▸ THE REQUEST
Below are entries; copy exactly, and only, the lines from the one containing "Read out every word on this page." through their final line, leaving out pictures.

* * * * * * * * *

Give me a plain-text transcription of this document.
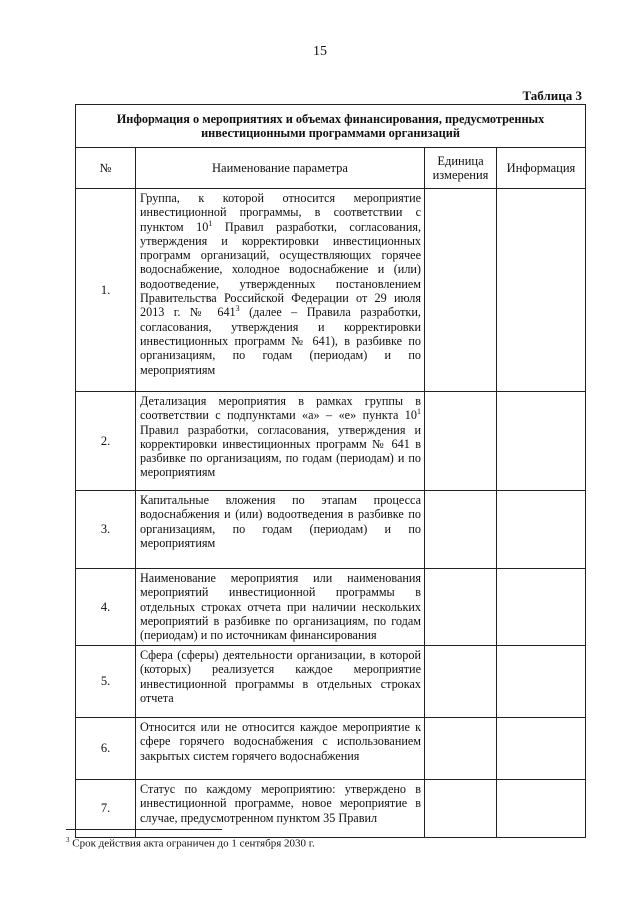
15
Таблица 3
Информация о мероприятиях и объемах финансирования, предусмотренных инвестиционными программами организаций			
№	Наименование параметра	Единица измерения	Информация
1.	Группа, к которой относится мероприятие инвестиционной программы, в соответствии с пунктом $10^1$ Правил разработки, согласования, утверждения и корректировки инвестиционных программ организаций, осуществляющих горячее водоснабжение, холодное водоснабжение и (или) водоотведение, утвержденных постановлением Правительства Российской Федерации от 29 июля 2013 г. № $641^3$ (далее – Правила разработки, согласования, утверждения и корректировки инвестиционных программ № 641), в разбивке по организациям, по годам (периодам) и по мероприятиям		
2.	Детализация мероприятия в рамках группы в соответствии с подпунктами «а» – «е» пункта $10^1$ Правил разработки, согласования, утверждения и корректировки инвестиционных программ № 641 в разбивке по организациям, по годам (периодам) и по мероприятиям		
3.	Капитальные вложения по этапам процесса водоснабжения и (или) водоотведения в разбивке по организациям, по годам (периодам) и по мероприятиям		
4.	Наименование мероприятия или наименования мероприятий инвестиционной программы в отдельных строках отчета при наличии нескольких мероприятий в разбивке по организациям, по годам (периодам) и по источникам финансирования		
5.	Сфера (сферы) деятельности организации, в которой (которых) реализуется каждое мероприятие инвестиционной программы в отдельных строках отчета		
6.	Относится или не относится каждое мероприятие к сфере горячего водоснабжения с использованием закрытых систем горячего водоснабжения		
7.	Статус по каждому мероприятию: утверждено в инвестиционной программе, новое мероприятие в случае, предусмотренном пунктом 35 Правил		
$^3$ Срок действия акта ограничен до 1 сентября 2030 г.
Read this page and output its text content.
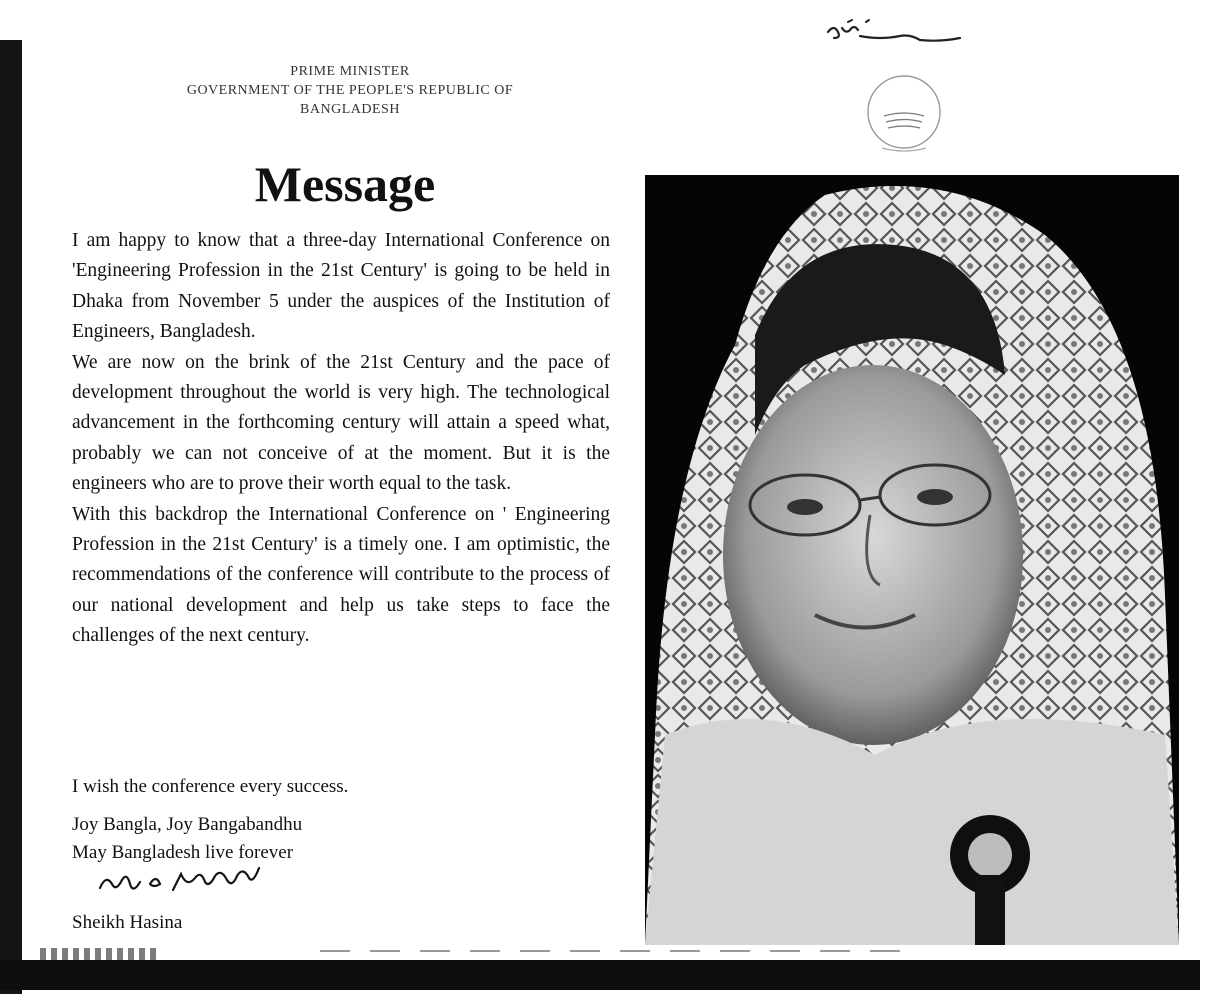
PRIME MINISTER
GOVERNMENT OF THE PEOPLE'S REPUBLIC OF
BANGLADESH
Message

I am happy to know that a three-day International Conference on 'Engineering Profession in the 21st Century' is going to be held in Dhaka from November 5 under the auspices of the Institution of Engineers, Bangladesh.

We are now on the brink of the 21st Century and the pace of development throughout the world is very high. The technological advancement in the forthcoming century will attain a speed what, probably we can not conceive of at the moment. But it is the engineers who are to prove their worth equal to the task.

With this backdrop the International Conference on ' Engineering Profession in the 21st Century' is a timely one. I am optimistic, the recommendations of the conference will contribute to the process of our national development and help us take steps to face the challenges of the next century.

I wish the conference every success.
Joy Bangla, Joy Bangabandhu
May Bangladesh live forever
Sheikh Hasina
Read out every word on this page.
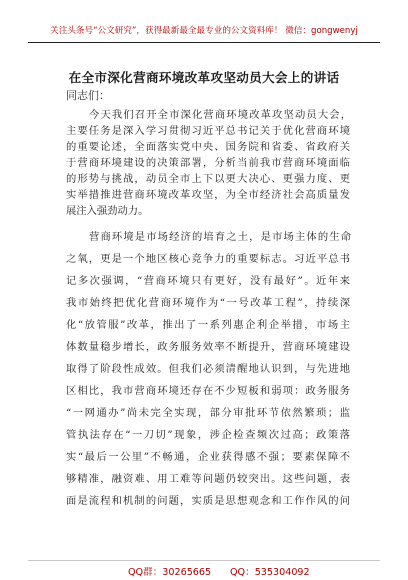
关注头条号“公文研究”，获得最新最全最专业的公文资料库！ 微信：gongwenyj
在全市深化营商环境改革攻坚动员大会上的讲话
同志们：
今天我们召开全市深化营商环境改革攻坚动员大会，
主要任务是深入学习贯彻习近平总书记关于优化营商环境
的重要论述，全面落实党中央、国务院和省委、省政府关
于营商环境建设的决策部署，分析当前我市营商环境面临
的形势与挑战，动员全市上下以更大决心、更强力度、更
实举措推进营商环境改革攻坚，为全市经济社会高质量发
展注入强劲动力。
营商环境是市场经济的培育之土，是市场主体的生命
之氧，更是一个地区核心竞争力的重要标志。习近平总书
记多次强调，“营商环境只有更好，没有最好”。近年来
我市始终把优化营商环境作为“一号改革工程”，持续深
化“放管服”改革，推出了一系列惠企利企举措，市场主
体数量稳步增长，政务服务效率不断提升，营商环境建设
取得了阶段性成效。但我们必须清醒地认识到，与先进地
区相比，我市营商环境还存在不少短板和弱项：政务服务
“一网通办”尚未完全实现，部分审批环节依然繁琐；监
管执法存在“一刀切”现象，涉企检查频次过高；政策落
实“最后一公里”不畅通，企业获得感不强；要素保障不
够精准，融资难、用工难等问题仍较突出。这些问题，表
面是流程和机制的问题，实质是思想观念和工作作风的问
QQ群：30265665 QQ：535304092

* * * * * * * * *

▸ FULL SOLUTION
Read out every word on this page.
关注头条号“公文研究”，获得最新最全最专业的公文资料库！ 微信：gongwenyj
在全市深化营商环境改革攻坚动员大会上的讲话
同志们：
今天我们召开全市深化营商环境改革攻坚动员大会，
主要任务是深入学习贯彻习近平总书记关于优化营商环境
的重要论述，全面落实党中央、国务院和省委、省政府关
于营商环境建设的决策部署，分析当前我市营商环境面临
的形势与挑战，动员全市上下以更大决心、更强力度、更
实举措推进营商环境改革攻坚，为全市经济社会高质量发
展注入强劲动力。
营商环境是市场经济的培育之土，是市场主体的生命
之氧，更是一个地区核心竞争力的重要标志。习近平总书
记多次强调，“营商环境只有更好，没有最好”。近年来
我市始终把优化营商环境作为“一号改革工程”，持续深
化“放管服”改革，推出了一系列惠企利企举措，市场主
体数量稳步增长，政务服务效率不断提升，营商环境建设
取得了阶段性成效。但我们必须清醒地认识到，与先进地
区相比，我市营商环境还存在不少短板和弱项：政务服务
“一网通办”尚未完全实现，部分审批环节依然繁琐；监
管执法存在“一刀切”现象，涉企检查频次过高；政策落
实“最后一公里”不畅通，企业获得感不强；要素保障不
够精准，融资难、用工难等问题仍较突出。这些问题，表
面是流程和机制的问题，实质是思想观念和工作作风的问
QQ群：30265665 QQ：535304092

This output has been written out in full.